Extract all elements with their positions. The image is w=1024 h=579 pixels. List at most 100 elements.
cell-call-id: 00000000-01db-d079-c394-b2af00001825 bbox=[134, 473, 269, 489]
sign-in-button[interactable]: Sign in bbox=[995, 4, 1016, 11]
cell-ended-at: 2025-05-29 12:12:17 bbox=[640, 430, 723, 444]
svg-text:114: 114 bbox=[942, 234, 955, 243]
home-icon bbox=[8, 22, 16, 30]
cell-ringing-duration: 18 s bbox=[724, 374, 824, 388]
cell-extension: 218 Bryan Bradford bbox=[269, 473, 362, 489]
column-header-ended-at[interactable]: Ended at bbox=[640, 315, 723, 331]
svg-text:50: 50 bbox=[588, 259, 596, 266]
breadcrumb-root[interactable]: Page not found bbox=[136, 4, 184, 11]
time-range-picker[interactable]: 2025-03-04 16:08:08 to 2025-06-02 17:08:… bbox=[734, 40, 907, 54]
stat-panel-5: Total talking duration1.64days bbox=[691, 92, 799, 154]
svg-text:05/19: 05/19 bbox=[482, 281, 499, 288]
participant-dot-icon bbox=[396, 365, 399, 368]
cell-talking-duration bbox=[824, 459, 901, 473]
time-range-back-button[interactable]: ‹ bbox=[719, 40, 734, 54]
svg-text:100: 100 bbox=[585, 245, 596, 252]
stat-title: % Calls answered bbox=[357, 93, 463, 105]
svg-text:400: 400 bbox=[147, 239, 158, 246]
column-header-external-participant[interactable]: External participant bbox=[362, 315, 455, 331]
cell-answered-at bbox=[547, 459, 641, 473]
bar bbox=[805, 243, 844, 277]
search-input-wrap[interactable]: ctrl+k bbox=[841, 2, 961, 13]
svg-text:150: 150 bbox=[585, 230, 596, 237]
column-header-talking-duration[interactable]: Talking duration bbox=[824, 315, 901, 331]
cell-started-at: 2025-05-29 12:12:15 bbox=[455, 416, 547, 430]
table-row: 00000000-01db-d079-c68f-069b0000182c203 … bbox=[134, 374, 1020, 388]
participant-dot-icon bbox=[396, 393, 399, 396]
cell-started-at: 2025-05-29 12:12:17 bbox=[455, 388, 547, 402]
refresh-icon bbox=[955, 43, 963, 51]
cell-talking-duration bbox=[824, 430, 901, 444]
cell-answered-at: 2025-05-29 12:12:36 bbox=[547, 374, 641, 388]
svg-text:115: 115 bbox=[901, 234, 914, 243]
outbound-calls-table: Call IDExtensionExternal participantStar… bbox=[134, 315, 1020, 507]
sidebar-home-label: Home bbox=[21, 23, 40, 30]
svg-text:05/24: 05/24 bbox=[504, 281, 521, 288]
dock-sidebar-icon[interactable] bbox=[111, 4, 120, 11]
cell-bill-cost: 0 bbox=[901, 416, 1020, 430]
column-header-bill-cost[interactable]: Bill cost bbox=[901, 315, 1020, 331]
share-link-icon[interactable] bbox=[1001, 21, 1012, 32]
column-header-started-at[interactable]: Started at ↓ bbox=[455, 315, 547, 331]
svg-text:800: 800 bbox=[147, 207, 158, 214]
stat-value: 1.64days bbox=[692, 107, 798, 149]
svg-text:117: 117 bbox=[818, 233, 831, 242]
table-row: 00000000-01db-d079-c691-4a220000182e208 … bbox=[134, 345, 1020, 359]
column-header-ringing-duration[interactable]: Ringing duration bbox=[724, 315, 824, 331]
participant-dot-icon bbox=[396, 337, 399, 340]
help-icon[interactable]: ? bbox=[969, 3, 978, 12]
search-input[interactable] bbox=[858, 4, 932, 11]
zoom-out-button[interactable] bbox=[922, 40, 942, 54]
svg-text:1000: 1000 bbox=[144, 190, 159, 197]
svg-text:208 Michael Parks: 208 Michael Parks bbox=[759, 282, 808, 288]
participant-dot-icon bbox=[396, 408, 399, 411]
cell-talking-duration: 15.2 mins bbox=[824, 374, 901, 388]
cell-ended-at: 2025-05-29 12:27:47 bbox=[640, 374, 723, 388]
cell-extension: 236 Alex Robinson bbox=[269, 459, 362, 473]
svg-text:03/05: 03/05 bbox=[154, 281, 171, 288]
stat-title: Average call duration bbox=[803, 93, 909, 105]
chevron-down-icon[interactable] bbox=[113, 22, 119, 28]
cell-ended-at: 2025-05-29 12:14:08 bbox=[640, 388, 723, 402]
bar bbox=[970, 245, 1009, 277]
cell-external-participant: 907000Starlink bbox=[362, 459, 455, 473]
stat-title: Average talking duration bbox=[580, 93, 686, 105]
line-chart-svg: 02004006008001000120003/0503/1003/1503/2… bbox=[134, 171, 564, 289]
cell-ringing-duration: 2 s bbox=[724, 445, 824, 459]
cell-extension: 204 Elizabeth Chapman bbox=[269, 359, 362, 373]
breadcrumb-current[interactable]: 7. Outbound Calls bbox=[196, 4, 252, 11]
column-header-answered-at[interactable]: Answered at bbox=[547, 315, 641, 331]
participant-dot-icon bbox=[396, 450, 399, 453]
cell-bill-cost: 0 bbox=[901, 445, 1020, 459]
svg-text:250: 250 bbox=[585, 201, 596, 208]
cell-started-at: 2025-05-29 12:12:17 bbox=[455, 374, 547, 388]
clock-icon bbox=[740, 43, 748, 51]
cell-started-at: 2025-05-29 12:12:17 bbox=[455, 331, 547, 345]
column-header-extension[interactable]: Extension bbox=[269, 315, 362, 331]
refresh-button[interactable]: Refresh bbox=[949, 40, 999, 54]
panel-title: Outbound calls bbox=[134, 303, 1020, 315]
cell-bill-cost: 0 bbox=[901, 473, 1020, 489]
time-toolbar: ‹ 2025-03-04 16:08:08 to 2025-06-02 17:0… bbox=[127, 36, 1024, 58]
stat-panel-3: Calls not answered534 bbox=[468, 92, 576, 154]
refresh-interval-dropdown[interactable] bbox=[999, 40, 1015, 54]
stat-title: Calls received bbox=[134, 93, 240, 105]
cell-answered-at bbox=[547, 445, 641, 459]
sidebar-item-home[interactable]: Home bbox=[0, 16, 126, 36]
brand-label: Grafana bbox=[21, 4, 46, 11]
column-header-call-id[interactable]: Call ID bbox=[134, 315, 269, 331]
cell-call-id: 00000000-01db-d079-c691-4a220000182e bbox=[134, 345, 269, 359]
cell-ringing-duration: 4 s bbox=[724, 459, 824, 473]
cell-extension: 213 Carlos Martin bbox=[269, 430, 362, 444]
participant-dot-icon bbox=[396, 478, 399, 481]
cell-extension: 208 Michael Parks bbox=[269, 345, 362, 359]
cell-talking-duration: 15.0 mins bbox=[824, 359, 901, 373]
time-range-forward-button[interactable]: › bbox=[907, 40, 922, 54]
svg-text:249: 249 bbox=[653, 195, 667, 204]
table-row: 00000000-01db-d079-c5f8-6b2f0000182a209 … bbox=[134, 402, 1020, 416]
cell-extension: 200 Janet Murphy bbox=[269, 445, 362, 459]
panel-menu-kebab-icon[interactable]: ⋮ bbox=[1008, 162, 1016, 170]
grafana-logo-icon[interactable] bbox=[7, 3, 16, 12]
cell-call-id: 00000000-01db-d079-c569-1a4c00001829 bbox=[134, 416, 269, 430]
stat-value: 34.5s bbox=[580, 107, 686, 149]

OPDRACHT
Typ alle regels van de data hierboven letterlijk over, zonder iets weg te laten of te wijzigen.

ANTWOORD
Extract all elements with their positions. The image is w=1024 h=579 pixels. List at most 100 elements.
cell-call-id: 00000000-01db-d079-c394-b2af00001825 bbox=[134, 473, 269, 489]
sign-in-button[interactable]: Sign in bbox=[995, 4, 1016, 11]
cell-ended-at: 2025-05-29 12:12:17 bbox=[640, 430, 723, 444]
svg-text:114: 114 bbox=[942, 234, 955, 243]
home-icon bbox=[8, 22, 16, 30]
cell-ringing-duration: 18 s bbox=[724, 374, 824, 388]
cell-extension: 218 Bryan Bradford bbox=[269, 473, 362, 489]
column-header-ended-at[interactable]: Ended at bbox=[640, 315, 723, 331]
svg-text:50: 50 bbox=[588, 259, 596, 266]
breadcrumb-root[interactable]: Page not found bbox=[136, 4, 184, 11]
time-range-picker[interactable]: 2025-03-04 16:08:08 to 2025-06-02 17:08:… bbox=[734, 40, 907, 54]
stat-panel-5: Total talking duration1.64days bbox=[691, 92, 799, 154]
svg-text:05/19: 05/19 bbox=[482, 281, 499, 288]
participant-dot-icon bbox=[396, 365, 399, 368]
cell-talking-duration bbox=[824, 459, 901, 473]
time-range-back-button[interactable]: ‹ bbox=[719, 40, 734, 54]
svg-text:100: 100 bbox=[585, 245, 596, 252]
stat-title: % Calls answered bbox=[357, 93, 463, 105]
svg-text:400: 400 bbox=[147, 239, 158, 246]
column-header-external-participant[interactable]: External participant bbox=[362, 315, 455, 331]
cell-answered-at bbox=[547, 459, 641, 473]
bar bbox=[805, 243, 844, 277]
search-input-wrap[interactable]: ctrl+k bbox=[841, 2, 961, 13]
svg-text:150: 150 bbox=[585, 230, 596, 237]
column-header-talking-duration[interactable]: Talking duration bbox=[824, 315, 901, 331]
cell-started-at: 2025-05-29 12:12:15 bbox=[455, 416, 547, 430]
table-row: 00000000-01db-d079-c68f-069b0000182c203 … bbox=[134, 374, 1020, 388]
participant-dot-icon bbox=[396, 393, 399, 396]
cell-started-at: 2025-05-29 12:12:17 bbox=[455, 388, 547, 402]
refresh-icon bbox=[955, 43, 963, 51]
cell-talking-duration bbox=[824, 430, 901, 444]
cell-answered-at: 2025-05-29 12:12:36 bbox=[547, 374, 641, 388]
svg-text:115: 115 bbox=[901, 234, 914, 243]
outbound-calls-table: Call IDExtensionExternal participantStar… bbox=[134, 315, 1020, 507]
sidebar-home-label: Home bbox=[21, 23, 40, 30]
svg-text:05/24: 05/24 bbox=[504, 281, 521, 288]
dock-sidebar-icon[interactable] bbox=[111, 4, 120, 11]
cell-bill-cost: 0 bbox=[901, 416, 1020, 430]
column-header-bill-cost[interactable]: Bill cost bbox=[901, 315, 1020, 331]
share-link-icon[interactable] bbox=[1001, 21, 1012, 32]
column-header-started-at[interactable]: Started at ↓ bbox=[455, 315, 547, 331]
svg-text:800: 800 bbox=[147, 207, 158, 214]
stat-value: 1.64days bbox=[692, 107, 798, 149]
svg-text:117: 117 bbox=[818, 233, 831, 242]
table-row: 00000000-01db-d079-c691-4a220000182e208 … bbox=[134, 345, 1020, 359]
column-header-ringing-duration[interactable]: Ringing duration bbox=[724, 315, 824, 331]
participant-dot-icon bbox=[396, 337, 399, 340]
help-icon[interactable]: ? bbox=[969, 3, 978, 12]
search-input[interactable] bbox=[858, 4, 932, 11]
zoom-out-button[interactable] bbox=[922, 40, 942, 54]
svg-text:1000: 1000 bbox=[144, 190, 159, 197]
svg-text:208 Michael Parks: 208 Michael Parks bbox=[759, 282, 808, 288]
participant-dot-icon bbox=[396, 408, 399, 411]
cell-talking-duration: 15.2 mins bbox=[824, 374, 901, 388]
cell-ended-at: 2025-05-29 12:27:47 bbox=[640, 374, 723, 388]
cell-extension: 236 Alex Robinson bbox=[269, 459, 362, 473]
svg-text:03/05: 03/05 bbox=[154, 281, 171, 288]
stat-title: Average call duration bbox=[803, 93, 909, 105]
chevron-down-icon[interactable] bbox=[113, 22, 119, 28]
cell-ended-at: 2025-05-29 12:14:08 bbox=[640, 388, 723, 402]
bar bbox=[970, 245, 1009, 277]
cell-external-participant: 907000Starlink bbox=[362, 459, 455, 473]
stat-title: Average talking duration bbox=[580, 93, 686, 105]
line-chart-svg: 02004006008001000120003/0503/1003/1503/2… bbox=[134, 171, 564, 289]
cell-ringing-duration: 2 s bbox=[724, 445, 824, 459]
cell-extension: 204 Elizabeth Chapman bbox=[269, 359, 362, 373]
breadcrumb-current[interactable]: 7. Outbound Calls bbox=[196, 4, 252, 11]
column-header-answered-at[interactable]: Answered at bbox=[547, 315, 641, 331]
participant-dot-icon bbox=[396, 450, 399, 453]
cell-bill-cost: 0 bbox=[901, 445, 1020, 459]
svg-text:250: 250 bbox=[585, 201, 596, 208]
cell-started-at: 2025-05-29 12:12:17 bbox=[455, 374, 547, 388]
clock-icon bbox=[740, 43, 748, 51]
cell-started-at: 2025-05-29 12:12:17 bbox=[455, 331, 547, 345]
column-header-extension[interactable]: Extension bbox=[269, 315, 362, 331]
refresh-button[interactable]: Refresh bbox=[949, 40, 999, 54]
panel-title: Outbound calls bbox=[134, 303, 1020, 315]
cell-bill-cost: 0 bbox=[901, 473, 1020, 489]
time-toolbar: ‹ 2025-03-04 16:08:08 to 2025-06-02 17:0… bbox=[127, 36, 1024, 58]
stat-panel-3: Calls not answered534 bbox=[468, 92, 576, 154]
refresh-interval-dropdown[interactable] bbox=[999, 40, 1015, 54]
stat-title: Calls received bbox=[134, 93, 240, 105]
cell-answered-at bbox=[547, 445, 641, 459]
sidebar-item-home[interactable]: Home bbox=[0, 16, 126, 36]
brand-label: Grafana bbox=[21, 4, 46, 11]
column-header-call-id[interactable]: Call ID bbox=[134, 315, 269, 331]
cell-call-id: 00000000-01db-d079-c691-4a220000182e bbox=[134, 345, 269, 359]
cell-ringing-duration: 4 s bbox=[724, 459, 824, 473]
cell-extension: 213 Carlos Martin bbox=[269, 430, 362, 444]
participant-dot-icon bbox=[396, 478, 399, 481]
cell-extension: 208 Michael Parks bbox=[269, 345, 362, 359]
cell-talking-duration: 15.0 mins bbox=[824, 359, 901, 373]
time-range-forward-button[interactable]: › bbox=[907, 40, 922, 54]
svg-text:249: 249 bbox=[653, 195, 667, 204]
table-row: 00000000-01db-d079-c5f8-6b2f0000182a209 … bbox=[134, 402, 1020, 416]
cell-extension: 200 Janet Murphy bbox=[269, 445, 362, 459]
panel-menu-kebab-icon[interactable]: ⋮ bbox=[1008, 162, 1016, 170]
grafana-logo-icon[interactable] bbox=[7, 3, 16, 12]
cell-call-id: 00000000-01db-d079-c569-1a4c00001829 bbox=[134, 416, 269, 430]
stat-value: 34.5s bbox=[580, 107, 686, 149]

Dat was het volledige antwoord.